WHAT TO WORK ON —
Find the string "text" in the data, then copy every line where it is found.

(Part of a data file)
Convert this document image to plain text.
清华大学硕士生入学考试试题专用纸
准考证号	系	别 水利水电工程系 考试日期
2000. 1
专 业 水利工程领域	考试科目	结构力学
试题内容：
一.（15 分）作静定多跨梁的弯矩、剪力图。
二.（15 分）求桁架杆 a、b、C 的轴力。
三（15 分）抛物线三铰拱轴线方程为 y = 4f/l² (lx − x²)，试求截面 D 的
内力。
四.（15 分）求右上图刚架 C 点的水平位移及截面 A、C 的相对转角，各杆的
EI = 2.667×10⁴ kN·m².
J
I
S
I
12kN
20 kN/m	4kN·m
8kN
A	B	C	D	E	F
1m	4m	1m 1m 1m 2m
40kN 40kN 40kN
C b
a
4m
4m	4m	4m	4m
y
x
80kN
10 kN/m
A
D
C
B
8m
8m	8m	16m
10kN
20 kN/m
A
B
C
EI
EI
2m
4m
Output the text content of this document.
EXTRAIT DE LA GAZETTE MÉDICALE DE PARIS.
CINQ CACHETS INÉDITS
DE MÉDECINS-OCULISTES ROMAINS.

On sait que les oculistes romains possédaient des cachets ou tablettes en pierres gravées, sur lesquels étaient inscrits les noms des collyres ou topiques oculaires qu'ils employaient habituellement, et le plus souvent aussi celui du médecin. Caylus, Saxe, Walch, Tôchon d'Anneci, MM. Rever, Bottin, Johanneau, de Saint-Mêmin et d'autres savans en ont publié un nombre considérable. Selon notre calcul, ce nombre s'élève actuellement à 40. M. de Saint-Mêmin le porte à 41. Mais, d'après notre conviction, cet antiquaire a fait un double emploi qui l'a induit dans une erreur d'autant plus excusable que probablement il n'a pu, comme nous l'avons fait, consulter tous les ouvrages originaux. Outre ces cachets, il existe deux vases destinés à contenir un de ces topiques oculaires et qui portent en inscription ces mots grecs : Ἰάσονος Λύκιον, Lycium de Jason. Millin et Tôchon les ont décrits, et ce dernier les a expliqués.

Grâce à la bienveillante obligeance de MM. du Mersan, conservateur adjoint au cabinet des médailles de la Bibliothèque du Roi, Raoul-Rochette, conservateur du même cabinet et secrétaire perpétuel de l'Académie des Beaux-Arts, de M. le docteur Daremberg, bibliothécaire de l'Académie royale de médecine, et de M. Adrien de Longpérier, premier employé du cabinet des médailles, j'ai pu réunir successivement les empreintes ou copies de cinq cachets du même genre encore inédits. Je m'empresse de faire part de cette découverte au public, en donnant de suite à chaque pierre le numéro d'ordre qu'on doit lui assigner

IN RESPONSE —
Convert this document image to plain text.
Output the text content of this document.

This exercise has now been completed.